• [Questions on the material]:
**1.** List every book or magazine that the blog extract names by title.
**2.** In the blog extract, how many troopships did the missionaries count in view at one time?
**3.** Continue the blog extract about the missionary's letter from the last sentence shown.

• [Extract provided]:
=-=-=

Next step is to establish the cost of permanently sealing the grave. I hope this work can be carried out before too long. Meantime, CLICK HERE to read a very nice article (with a stop press) from the latest edition of the Friends of Boroondara Cemetery newsletter.

Sunday, 5 February 2017

"Fantastic cracking spy thriller"

THE MORTAL MAZE
The words of Australian Broadcasting Corporation producer and book reviewer Rob Minshull when talking to Mornings anchor Steve Austin on ABC Radio Brisbane: Listen here

Amazon has paperback and Kindle copies of  The Mortal Maze:
https://www.amazon.co.uk/Mortal-Maze-Ian-Richardson-ebook/dp/B014E9KHAU

The paperback is also available in Australia through Booktopia

Saturday, 28 January 2017

Two wars: one religious, one military. Which was the most important?

     While sorting out my files today I came across this item discovered when I was researching my non-fiction book God's Triangle. It's a letter written by an Australian Baptist missionary, Miss Edith King, to the missionary magazine Our Indian Field. It recounts what she saw and thought when her steamer was returning her to India, and came across a huge convoy taking Australian Imperial Force volunteers to the Middle East in the early stage of The Great War, later to become known as World War 1. 
    
    The letter, although passionately patriotic, also displays a fascinating ambivalence towards the relative merits of defeating the Germans and their Turkish allies and converting India to Christianity. Read on...

     On board the SS Osterley five of us [missionaries] were literally on our way to the front to fight for our King [our Lord] and for the extension of His kingdom. On board the forty odd vessels we passed just after leaving Fremantle, were the thousands and thousands of Australia’s young men, on their way to fight for King and country.
      It was just about evening time when we reached these troopships. What a sight they were -- travelling almost in even lines one behind the other, we counted 41 in view at once -- there were others, too, for we could see the smoke. At the four points were the warships on guard. We saw the [cruiser] HMAS Sydney very distinctly; if we could see her now she would have even more cheers than we gave her that day.

=-=-=

• [Data supplied]:
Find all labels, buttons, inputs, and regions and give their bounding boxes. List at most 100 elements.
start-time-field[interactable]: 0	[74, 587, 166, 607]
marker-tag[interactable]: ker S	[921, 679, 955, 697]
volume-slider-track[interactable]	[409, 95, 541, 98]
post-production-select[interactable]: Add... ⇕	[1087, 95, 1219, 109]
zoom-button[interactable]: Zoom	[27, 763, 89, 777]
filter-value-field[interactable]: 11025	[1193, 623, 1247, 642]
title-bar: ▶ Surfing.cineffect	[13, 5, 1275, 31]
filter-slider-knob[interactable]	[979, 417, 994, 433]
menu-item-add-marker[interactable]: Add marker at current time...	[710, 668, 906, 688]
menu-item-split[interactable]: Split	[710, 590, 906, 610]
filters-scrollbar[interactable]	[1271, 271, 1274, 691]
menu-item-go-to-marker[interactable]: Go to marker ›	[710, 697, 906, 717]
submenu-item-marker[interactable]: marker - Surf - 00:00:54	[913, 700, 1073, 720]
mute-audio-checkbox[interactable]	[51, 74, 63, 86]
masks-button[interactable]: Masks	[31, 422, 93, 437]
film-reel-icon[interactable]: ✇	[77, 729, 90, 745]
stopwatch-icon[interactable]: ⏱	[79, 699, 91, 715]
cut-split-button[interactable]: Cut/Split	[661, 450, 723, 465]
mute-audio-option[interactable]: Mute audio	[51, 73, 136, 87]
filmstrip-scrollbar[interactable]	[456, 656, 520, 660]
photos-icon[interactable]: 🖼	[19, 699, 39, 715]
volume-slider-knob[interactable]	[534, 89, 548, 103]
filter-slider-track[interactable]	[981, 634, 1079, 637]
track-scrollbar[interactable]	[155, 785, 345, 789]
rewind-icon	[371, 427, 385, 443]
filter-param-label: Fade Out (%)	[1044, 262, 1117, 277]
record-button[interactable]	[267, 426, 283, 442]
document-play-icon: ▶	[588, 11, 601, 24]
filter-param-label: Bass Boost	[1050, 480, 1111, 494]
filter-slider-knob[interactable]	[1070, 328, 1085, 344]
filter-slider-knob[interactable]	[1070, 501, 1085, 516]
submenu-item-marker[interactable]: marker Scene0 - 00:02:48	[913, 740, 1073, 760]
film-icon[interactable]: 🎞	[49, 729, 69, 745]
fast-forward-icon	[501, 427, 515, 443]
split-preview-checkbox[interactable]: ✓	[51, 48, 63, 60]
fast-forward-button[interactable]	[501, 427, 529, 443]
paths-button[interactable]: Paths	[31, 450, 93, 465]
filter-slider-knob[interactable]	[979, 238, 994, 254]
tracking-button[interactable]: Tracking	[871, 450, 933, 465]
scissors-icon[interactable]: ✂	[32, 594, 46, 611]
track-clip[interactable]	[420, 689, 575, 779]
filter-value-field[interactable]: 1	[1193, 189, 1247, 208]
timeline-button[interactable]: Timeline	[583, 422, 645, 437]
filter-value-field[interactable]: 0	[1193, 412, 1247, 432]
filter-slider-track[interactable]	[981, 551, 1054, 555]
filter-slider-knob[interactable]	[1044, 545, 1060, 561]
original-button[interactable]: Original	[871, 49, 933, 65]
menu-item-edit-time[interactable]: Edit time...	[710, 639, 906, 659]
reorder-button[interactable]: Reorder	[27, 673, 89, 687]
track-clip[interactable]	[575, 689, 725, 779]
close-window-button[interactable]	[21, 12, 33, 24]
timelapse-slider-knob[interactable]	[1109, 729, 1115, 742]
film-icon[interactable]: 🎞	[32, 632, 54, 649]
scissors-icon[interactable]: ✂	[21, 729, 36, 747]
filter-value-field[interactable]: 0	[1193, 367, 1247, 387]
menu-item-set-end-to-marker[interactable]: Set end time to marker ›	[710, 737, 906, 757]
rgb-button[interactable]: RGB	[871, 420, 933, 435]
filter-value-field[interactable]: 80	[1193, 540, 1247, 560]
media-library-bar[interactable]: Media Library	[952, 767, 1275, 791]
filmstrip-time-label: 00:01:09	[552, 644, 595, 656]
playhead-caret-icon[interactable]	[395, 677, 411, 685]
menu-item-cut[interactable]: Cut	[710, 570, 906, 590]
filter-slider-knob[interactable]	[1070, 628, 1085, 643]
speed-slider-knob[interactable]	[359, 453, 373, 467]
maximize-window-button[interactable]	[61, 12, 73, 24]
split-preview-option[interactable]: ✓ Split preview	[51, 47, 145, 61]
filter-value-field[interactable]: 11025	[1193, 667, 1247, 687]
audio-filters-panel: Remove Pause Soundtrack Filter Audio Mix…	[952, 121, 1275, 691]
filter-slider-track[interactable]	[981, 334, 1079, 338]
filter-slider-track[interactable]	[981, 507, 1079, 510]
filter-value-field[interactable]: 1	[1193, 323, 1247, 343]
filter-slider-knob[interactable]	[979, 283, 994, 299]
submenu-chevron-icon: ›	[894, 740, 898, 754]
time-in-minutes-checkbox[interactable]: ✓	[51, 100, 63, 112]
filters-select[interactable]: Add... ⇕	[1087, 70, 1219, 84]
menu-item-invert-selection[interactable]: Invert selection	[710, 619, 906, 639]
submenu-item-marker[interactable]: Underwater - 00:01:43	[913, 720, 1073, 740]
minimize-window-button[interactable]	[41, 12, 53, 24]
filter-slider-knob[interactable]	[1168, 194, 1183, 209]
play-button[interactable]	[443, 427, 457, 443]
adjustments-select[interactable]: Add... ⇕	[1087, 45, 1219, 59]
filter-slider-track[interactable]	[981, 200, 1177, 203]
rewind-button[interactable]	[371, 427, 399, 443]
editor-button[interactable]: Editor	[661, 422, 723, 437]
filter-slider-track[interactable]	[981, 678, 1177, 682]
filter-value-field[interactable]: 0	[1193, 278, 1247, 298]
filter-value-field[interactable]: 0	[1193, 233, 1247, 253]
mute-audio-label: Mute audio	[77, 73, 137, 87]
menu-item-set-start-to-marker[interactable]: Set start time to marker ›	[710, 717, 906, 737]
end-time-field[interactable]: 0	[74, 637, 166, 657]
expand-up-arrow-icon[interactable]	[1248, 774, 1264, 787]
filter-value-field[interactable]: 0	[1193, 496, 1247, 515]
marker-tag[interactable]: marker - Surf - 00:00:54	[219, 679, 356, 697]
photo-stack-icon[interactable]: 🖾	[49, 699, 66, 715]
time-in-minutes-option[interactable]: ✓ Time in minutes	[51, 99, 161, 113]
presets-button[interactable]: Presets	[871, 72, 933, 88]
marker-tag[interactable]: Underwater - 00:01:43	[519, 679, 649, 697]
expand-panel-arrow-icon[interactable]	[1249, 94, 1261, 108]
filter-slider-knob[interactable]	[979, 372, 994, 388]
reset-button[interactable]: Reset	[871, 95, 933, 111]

=-=-=

• [Results in order]:
**1.**
The Mortal Maze
God's Triangle
Our Indian Field

**2.** They counted 41 troopships in view at once.

**3.**
      How we cheered -- as we passed six ships one after the other; we were so close that we could see and hear the soldiers distinctly. We cheered, sang the National Anthem, “Rule Britannia,” etc., as we passed each ship, and they responded right royally. The bands played, the soldiers cheered, and waved their towels and coats, etc., and joined us in singing, “God save the King.” It was a sight we shall never forget. Many of our fellow passengers had Union Jacks, and every handkerchief was in evidence, so we did our best to give our soldiers an enthusiastic reception.
     We were travelling much faster than they, so before morning had left them far behind. Among the vessels we passed very close to were the Ophir, the Omrah, Star of Victoria, Beltana, containing WA. troops, and two others whose names I do not remember.
 One of our passengers saw her son standing on a tin waving his coat; they recognised each other at once and great was the excitement. On the way to the front  -- strong, brave, light hearted men, some of our best, prepared to give their all even to life itself, for their country.

     Twenty thousand volunteers, to fight for the honor of their King and country on their way to the front. Four thousand to fight for Christ and India’s emancipation. For this in round numbers is the total of missionaries in India.
     Is this our best response? Is this all we can spare? Where are the volunteers for India? Great the need for our soldiers to proceed to the front, but greater, infinitely greater, the need for more men to proceed to the mission field.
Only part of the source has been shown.